Quatro Anos de Experência na Aplicação da Resolução CGPC nº 26

Quatro Anos de Experência na Aplicação da Resolução CGPC nº 26

Os limites do poder regulador é um tema, por si só, bastante complexo, merecedor de várias obras jurídicas e correntes doutrinárias diversas. Que se dirá quando o Estado se propõe a regular matéria tão controversa como a distribuição de superávit e o equacionamento de déficit dos Fundos de Pensão, lidando com a expectativa de milhões de participantes e assistidos dessas entidades. A edição da Resolução CGPC nº 26, de 29 de setembro de 2008, foi uma medida precedida de muitos debates e controvérsias, algumas das quais permanecem até hoje, principalmente no âmbito judicial. Mas, com todas as polêmicas, a norma já ultrapassou seus quatro anos de existência, merecendo um olhar mais atento sobre a forma como tem sido aplicada durante esse período.

Inicialmente é importante ressaltar que déficit e superávit são conceitos essencialmente contábeis. Como se pode extrair da Resolução CFC nº 1.409, de 21 de setembro de 2012, tais definições são utilizadas por entidades sem finalidade lucrativa no lugar das expressões lucro ou prejuízo, próprias para entidades que visam lucro.

Esses conceitos foram incorporados pela legislação, em especial pela LC nº 109/2001 e pela Resolução CGPC nº 26/2008, que agregaram regras específicas, aplicáveis às entidades fechadas de previdência complementar, tanto sobre destinação de superávit quanto a respeito de equacionamento de déficit. Vale observar que os atos praticados antes da Resolução CGPC nº 26/2008, relativos à distribuição de superávit ou equacionamento de déficit, devem ser analisados apenas sob o ponto de vista de sua conformidade com os ditames da LC nº 109/2001 e dos regulamentos então em vigor. Tais atos estão protegidos pela figura do ato jurídico perfeito, desde que a decisão tenha sido definitivamente tomada antes da entrada em vigor da Resolução, em 1º de outubro de 2008. Nesse sentido é o entendimento do órgão supervisor, que tem interpretado a regra do artigo 32 de forma ampla, apenas afastando as decisões anteriores à vigência da Resolução quando contrariem frontalmente as disposições da LC nº 109/2001.
Dessa forma, as considerações a seguir servem, principalmente, para as decisões tomadas a partir de 1º de outubro de 2008.

Distribuição de superávit O artigo 7º da Resolução CGPC nº 26/2008 define o conceito de reserva matemática como o montante de recursos necessários para garantir o pagamento dos benefícios cujo nível seja previamente estabelecido o custeio seja determinado atuarialmente.

*Detalhes da tarefa*: Transcreva, do texto sobre a Resolução CGPC nº 26, o trecho que vai de "Distribuição de superávit O artigo" a "seja determinado atuarialmente.". A listagem não é necessária para realizar a tarefa.

*Informações fornecidas*:
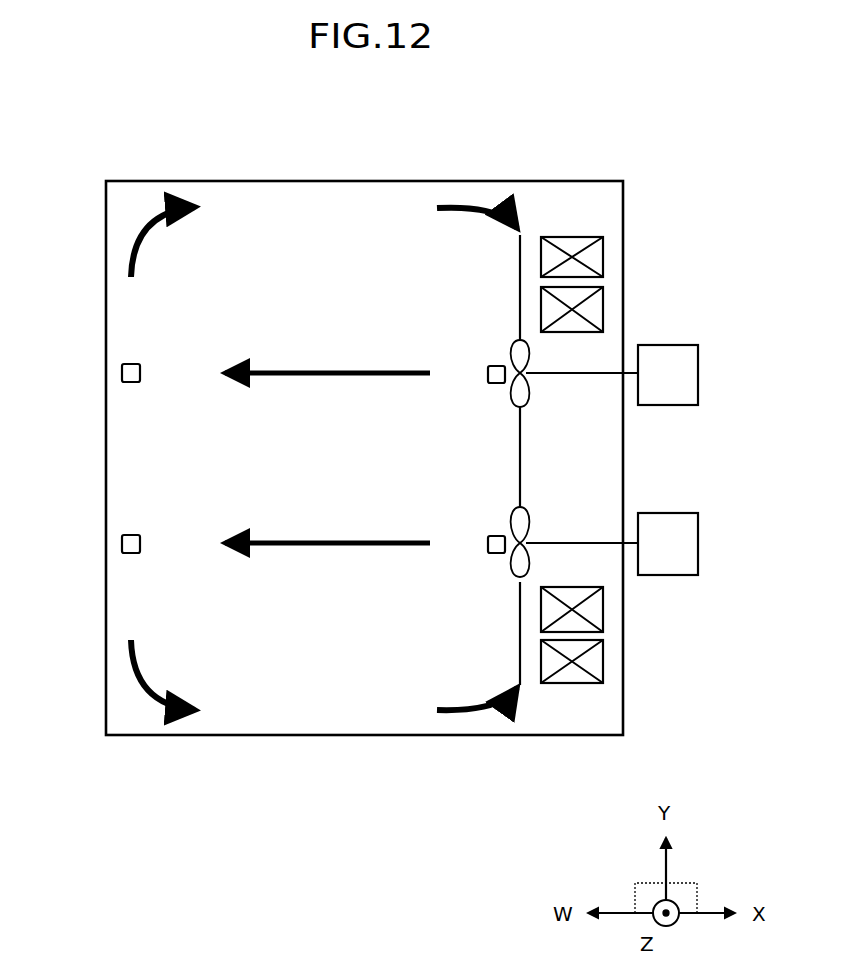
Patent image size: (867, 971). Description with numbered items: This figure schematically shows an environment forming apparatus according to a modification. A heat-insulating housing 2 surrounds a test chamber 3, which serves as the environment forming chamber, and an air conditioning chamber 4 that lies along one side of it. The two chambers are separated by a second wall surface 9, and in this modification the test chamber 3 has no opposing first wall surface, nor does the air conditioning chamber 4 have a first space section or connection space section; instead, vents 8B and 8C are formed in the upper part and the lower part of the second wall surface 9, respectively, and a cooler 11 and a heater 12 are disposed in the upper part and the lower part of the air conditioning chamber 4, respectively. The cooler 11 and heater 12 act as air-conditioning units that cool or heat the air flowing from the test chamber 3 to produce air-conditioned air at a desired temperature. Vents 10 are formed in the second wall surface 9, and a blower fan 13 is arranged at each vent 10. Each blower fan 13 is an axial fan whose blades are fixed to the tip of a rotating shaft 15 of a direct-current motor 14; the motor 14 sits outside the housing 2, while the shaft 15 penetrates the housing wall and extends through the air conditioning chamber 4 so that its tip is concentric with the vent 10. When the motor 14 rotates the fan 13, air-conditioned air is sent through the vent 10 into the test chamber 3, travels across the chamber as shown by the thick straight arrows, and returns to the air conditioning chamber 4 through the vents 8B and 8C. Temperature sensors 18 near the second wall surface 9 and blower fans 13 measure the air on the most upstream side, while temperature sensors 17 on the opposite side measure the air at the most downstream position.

*Tarefa concluída*:
Distribuição de superávit O artigo 7º da Resolução CGPC nº 26/2008 define o conceito de reserva matemática como o montante de recursos necessários para garantir o pagamento dos benefícios cujo nível seja previamente estabelecido o custeio seja determinado atuarialmente.